◆ **SCHRIFTLICHE ANWEISUNG 1**:
Auf welcher Basis werden die Hafenarbeiter laut dem Lesetext eingestellt?

◆ **LESETEXT**:
Die Art der Hafenarbeit ist aufgrund der unterschiedlichen Spitzen- und Nebenzeiten im Hafen flexibel. Diese Anpassungsfähigkeit wird durch ein Poolsystem erleichtert, das es ermöglicht, auf Schwankungen im Frachtaufkommen und in den Schiffsfahrplänen zu reagieren. Innerhalb dieses Rahmens wird die Flexibilität bei den Arbeitseinsätzen durch den registrierten Arbeitskräftepool geregelt, in dem Arbeiter je nach Bedarf zur Arbeit herangezogen werden. Der Pool weist zwei wesentliche Merkmale auf: Die Hafenarbeiter werden auf Schichtbasis eingestellt; und sie haben Anspruch auf Arbeitslosengeld, solange es im Hafen keine Arbeit gibt.

◆ **SCHRIFTLICHE ANWEISUNG 2**:
Übertrage die Zeilen der Auflistung unverändert, beginnend mit ihrer ersten Zeile bis einschließlich der Zeile mit „shap-point — [1052, 326, 1069, 343]“.

◆ **BEREITGESTELLTE AUFLISTUNG**:
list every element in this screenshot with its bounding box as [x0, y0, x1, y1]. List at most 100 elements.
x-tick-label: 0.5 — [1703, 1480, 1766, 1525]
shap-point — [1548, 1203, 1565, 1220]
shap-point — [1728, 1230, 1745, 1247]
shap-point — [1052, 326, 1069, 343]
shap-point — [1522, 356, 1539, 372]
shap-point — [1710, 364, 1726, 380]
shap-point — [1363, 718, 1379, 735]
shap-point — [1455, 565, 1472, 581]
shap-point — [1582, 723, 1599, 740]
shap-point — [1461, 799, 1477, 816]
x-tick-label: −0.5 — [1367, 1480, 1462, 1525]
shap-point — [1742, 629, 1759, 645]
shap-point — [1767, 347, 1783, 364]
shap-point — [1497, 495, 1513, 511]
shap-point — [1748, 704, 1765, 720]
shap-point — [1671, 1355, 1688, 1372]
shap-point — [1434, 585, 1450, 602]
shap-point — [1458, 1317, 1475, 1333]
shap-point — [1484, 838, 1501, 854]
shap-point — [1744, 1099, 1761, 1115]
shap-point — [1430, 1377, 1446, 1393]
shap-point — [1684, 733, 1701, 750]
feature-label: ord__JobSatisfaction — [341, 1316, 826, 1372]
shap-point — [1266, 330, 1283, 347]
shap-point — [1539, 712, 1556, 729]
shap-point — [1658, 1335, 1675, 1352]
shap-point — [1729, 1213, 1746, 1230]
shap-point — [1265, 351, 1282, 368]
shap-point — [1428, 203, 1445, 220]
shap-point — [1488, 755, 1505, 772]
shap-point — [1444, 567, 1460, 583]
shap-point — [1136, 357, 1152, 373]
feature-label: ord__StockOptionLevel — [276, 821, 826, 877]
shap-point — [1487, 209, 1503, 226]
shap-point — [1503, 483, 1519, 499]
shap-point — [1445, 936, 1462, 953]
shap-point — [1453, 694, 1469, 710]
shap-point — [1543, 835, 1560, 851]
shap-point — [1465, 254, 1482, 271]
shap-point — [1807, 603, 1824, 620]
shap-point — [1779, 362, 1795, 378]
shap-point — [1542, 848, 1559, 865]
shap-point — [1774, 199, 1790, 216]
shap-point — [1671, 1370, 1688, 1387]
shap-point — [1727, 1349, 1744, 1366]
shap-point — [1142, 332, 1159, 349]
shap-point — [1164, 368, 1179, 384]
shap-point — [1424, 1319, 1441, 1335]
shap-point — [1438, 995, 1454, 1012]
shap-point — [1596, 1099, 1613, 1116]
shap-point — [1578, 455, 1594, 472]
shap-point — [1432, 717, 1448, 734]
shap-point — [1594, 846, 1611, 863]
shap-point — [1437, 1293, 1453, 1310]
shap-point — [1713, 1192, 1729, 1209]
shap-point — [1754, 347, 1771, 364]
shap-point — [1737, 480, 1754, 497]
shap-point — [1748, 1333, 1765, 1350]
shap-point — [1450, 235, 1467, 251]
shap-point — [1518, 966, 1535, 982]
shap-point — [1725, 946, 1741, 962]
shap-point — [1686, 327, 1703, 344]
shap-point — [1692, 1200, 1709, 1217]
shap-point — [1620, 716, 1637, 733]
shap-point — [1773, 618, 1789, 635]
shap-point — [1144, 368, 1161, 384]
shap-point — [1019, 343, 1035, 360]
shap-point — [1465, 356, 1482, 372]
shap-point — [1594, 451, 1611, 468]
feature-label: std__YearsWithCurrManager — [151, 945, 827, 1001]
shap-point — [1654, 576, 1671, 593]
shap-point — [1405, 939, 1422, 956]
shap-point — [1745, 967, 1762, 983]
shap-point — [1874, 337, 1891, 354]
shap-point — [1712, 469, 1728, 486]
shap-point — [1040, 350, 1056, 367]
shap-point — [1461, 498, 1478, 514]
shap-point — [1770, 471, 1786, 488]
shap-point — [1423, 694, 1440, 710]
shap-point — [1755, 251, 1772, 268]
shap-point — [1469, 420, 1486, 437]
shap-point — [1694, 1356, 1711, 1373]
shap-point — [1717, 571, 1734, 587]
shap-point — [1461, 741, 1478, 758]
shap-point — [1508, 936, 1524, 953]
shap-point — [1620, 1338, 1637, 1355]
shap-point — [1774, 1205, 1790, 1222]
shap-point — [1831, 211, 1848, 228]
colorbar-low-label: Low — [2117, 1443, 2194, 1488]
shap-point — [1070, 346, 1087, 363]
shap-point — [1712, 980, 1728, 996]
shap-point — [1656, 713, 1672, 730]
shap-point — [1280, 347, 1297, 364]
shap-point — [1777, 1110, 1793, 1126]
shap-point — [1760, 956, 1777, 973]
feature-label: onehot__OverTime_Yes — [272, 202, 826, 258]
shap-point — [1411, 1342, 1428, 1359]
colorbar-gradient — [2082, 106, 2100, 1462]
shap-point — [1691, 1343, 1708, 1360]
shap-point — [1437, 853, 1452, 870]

◆ **VOLLSTÄNDIGE AUSGABE 1**:
Auf Schichtbasis.

◆ **VOLLSTÄNDIGE AUSGABE 2**:
list every element in this screenshot with its bounding box as [x0, y0, x1, y1]. List at most 100 elements.
x-tick-label: 0.5 — [1703, 1480, 1766, 1525]
shap-point — [1548, 1203, 1565, 1220]
shap-point — [1728, 1230, 1745, 1247]
shap-point — [1052, 326, 1069, 343]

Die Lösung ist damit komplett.